● **What to do**: Can the data below be set down again exactly, line for line?
-------- Records shown --------
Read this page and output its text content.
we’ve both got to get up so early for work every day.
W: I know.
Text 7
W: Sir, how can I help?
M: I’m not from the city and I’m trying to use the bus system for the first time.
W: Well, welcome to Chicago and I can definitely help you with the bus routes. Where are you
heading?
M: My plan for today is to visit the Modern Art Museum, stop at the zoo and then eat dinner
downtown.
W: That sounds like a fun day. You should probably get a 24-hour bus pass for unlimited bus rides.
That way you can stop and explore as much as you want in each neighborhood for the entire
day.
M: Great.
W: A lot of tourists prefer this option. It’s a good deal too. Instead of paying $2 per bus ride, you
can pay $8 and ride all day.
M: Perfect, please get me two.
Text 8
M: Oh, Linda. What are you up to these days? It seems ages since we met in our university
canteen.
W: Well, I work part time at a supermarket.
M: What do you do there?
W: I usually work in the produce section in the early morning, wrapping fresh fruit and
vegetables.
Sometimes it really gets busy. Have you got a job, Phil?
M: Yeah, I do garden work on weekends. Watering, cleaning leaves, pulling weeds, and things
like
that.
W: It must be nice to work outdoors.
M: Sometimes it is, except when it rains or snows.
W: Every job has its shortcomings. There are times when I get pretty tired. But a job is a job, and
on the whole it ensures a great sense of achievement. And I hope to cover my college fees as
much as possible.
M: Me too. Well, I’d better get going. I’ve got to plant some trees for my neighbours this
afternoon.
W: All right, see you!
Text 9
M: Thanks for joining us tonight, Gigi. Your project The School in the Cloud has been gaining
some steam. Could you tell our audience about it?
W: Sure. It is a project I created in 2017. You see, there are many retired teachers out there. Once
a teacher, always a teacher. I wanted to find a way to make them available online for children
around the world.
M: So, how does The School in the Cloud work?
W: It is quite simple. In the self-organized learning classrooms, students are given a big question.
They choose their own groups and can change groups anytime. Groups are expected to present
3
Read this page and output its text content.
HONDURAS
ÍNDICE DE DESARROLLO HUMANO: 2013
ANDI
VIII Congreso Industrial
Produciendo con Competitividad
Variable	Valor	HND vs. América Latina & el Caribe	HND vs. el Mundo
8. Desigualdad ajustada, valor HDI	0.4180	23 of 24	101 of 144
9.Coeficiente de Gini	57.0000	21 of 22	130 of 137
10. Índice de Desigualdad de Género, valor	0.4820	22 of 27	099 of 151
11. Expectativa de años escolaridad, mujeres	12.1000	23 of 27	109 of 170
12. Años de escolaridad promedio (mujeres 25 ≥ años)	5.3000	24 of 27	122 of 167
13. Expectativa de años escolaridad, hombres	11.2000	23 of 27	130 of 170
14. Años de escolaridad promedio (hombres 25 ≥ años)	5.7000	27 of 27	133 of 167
--------
● **Final result**:
Read this page and output its text content.
we’ve both got to get up so early for work every day.
W: I know.
Text 7
W: Sir, how can I help?
M: I’m not from the city and I’m trying to use the bus system for the first time.
W: Well, welcome to Chicago and I can definitely help you with the bus routes. Where are you
heading?
M: My plan for today is to visit the Modern Art Museum, stop at the zoo and then eat dinner
downtown.
W: That sounds like a fun day. You should probably get a 24-hour bus pass for unlimited bus rides.
That way you can stop and explore as much as you want in each neighborhood for the entire
day.
M: Great.
W: A lot of tourists prefer this option. It’s a good deal too. Instead of paying $2 per bus ride, you
can pay $8 and ride all day.
M: Perfect, please get me two.
Text 8
M: Oh, Linda. What are you up to these days? It seems ages since we met in our university
canteen.
W: Well, I work part time at a supermarket.
M: What do you do there?
W: I usually work in the produce section in the early morning, wrapping fresh fruit and
vegetables.
Sometimes it really gets busy. Have you got a job, Phil?
M: Yeah, I do garden work on weekends. Watering, cleaning leaves, pulling weeds, and things
like
that.
W: It must be nice to work outdoors.
M: Sometimes it is, except when it rains or snows.
W: Every job has its shortcomings. There are times when I get pretty tired. But a job is a job, and
on the whole it ensures a great sense of achievement. And I hope to cover my college fees as
much as possible.
M: Me too. Well, I’d better get going. I’ve got to plant some trees for my neighbours this
afternoon.
W: All right, see you!
Text 9
M: Thanks for joining us tonight, Gigi. Your project The School in the Cloud has been gaining
some steam. Could you tell our audience about it?
W: Sure. It is a project I created in 2017. You see, there are many retired teachers out there. Once
a teacher, always a teacher. I wanted to find a way to make them available online for children
around the world.
M: So, how does The School in the Cloud work?
W: It is quite simple. In the self-organized learning classrooms, students are given a big question.
They choose their own groups and can change groups anytime. Groups are expected to present
3
Read this page and output its text content.
HONDURAS
ÍNDICE DE DESARROLLO HUMANO: 2013
ANDI
VIII Congreso Industrial
Produciendo con Competitividad
Variable	Valor	HND vs. América Latina & el Caribe	HND vs. el Mundo
8. Desigualdad ajustada, valor HDI	0.4180	23 of 24	101 of 144
9.Coeficiente de Gini	57.0000	21 of 22	130 of 137
10. Índice de Desigualdad de Género, valor	0.4820	22 of 27	099 of 151
11. Expectativa de años escolaridad, mujeres	12.1000	23 of 27	109 of 170
12. Años de escolaridad promedio (mujeres 25 ≥ años)	5.3000	24 of 27	122 of 167
13. Expectativa de años escolaridad, hombres	11.2000	23 of 27	130 of 170
14. Años de escolaridad promedio (hombres 25 ≥ años)	5.7000	27 of 27	133 of 167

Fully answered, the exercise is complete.